• Exercise objective:
Repeat the whole of the data, keeping every detail the same.

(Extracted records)
★ ★ ★ ★ ★ ★ ★

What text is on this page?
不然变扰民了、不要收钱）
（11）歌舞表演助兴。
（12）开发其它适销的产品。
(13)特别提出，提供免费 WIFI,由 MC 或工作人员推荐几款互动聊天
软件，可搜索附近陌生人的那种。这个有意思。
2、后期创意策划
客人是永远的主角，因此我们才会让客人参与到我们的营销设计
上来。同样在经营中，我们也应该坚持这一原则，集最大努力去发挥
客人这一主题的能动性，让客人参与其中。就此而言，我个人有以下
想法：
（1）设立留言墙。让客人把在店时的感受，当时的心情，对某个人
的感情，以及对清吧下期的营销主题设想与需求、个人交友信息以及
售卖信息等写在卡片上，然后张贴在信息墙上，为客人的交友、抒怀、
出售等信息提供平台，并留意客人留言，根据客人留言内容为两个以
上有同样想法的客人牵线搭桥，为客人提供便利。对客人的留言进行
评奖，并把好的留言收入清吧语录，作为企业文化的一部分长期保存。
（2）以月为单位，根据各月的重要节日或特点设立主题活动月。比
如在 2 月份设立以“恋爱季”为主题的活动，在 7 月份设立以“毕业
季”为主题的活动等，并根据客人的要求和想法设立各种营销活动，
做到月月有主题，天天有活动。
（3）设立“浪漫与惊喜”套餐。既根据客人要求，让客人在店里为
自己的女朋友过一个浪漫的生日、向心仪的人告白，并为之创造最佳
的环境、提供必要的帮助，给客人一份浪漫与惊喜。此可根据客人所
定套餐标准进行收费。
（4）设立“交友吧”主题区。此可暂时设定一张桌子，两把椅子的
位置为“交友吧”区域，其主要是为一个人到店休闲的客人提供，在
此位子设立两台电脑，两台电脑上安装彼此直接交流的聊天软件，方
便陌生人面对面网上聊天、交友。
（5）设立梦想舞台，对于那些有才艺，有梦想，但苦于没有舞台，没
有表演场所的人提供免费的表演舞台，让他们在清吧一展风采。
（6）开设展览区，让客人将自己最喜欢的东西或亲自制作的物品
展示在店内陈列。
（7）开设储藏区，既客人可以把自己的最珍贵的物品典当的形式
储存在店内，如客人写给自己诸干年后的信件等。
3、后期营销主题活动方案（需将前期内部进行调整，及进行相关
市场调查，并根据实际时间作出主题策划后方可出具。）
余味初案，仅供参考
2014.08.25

★ ★ ★ ★ ★ ★ ★

• Task response:
What text is on this page?
不然变扰民了、不要收钱）
（11）歌舞表演助兴。
（12）开发其它适销的产品。
(13)特别提出，提供免费 WIFI,由 MC 或工作人员推荐几款互动聊天
软件，可搜索附近陌生人的那种。这个有意思。
2、后期创意策划
客人是永远的主角，因此我们才会让客人参与到我们的营销设计
上来。同样在经营中，我们也应该坚持这一原则，集最大努力去发挥
客人这一主题的能动性，让客人参与其中。就此而言，我个人有以下
想法：
（1）设立留言墙。让客人把在店时的感受，当时的心情，对某个人
的感情，以及对清吧下期的营销主题设想与需求、个人交友信息以及
售卖信息等写在卡片上，然后张贴在信息墙上，为客人的交友、抒怀、
出售等信息提供平台，并留意客人留言，根据客人留言内容为两个以
上有同样想法的客人牵线搭桥，为客人提供便利。对客人的留言进行
评奖，并把好的留言收入清吧语录，作为企业文化的一部分长期保存。
（2）以月为单位，根据各月的重要节日或特点设立主题活动月。比
如在 2 月份设立以“恋爱季”为主题的活动，在 7 月份设立以“毕业
季”为主题的活动等，并根据客人的要求和想法设立各种营销活动，
做到月月有主题，天天有活动。
（3）设立“浪漫与惊喜”套餐。既根据客人要求，让客人在店里为
自己的女朋友过一个浪漫的生日、向心仪的人告白，并为之创造最佳
的环境、提供必要的帮助，给客人一份浪漫与惊喜。此可根据客人所
定套餐标准进行收费。
（4）设立“交友吧”主题区。此可暂时设定一张桌子，两把椅子的
位置为“交友吧”区域，其主要是为一个人到店休闲的客人提供，在
此位子设立两台电脑，两台电脑上安装彼此直接交流的聊天软件，方
便陌生人面对面网上聊天、交友。
（5）设立梦想舞台，对于那些有才艺，有梦想，但苦于没有舞台，没
有表演场所的人提供免费的表演舞台，让他们在清吧一展风采。
（6）开设展览区，让客人将自己最喜欢的东西或亲自制作的物品
展示在店内陈列。
（7）开设储藏区，既客人可以把自己的最珍贵的物品典当的形式
储存在店内，如客人写给自己诸干年后的信件等。
3、后期营销主题活动方案（需将前期内部进行调整，及进行相关
市场调查，并根据实际时间作出主题策划后方可出具。）
余味初案，仅供参考
2014.08.25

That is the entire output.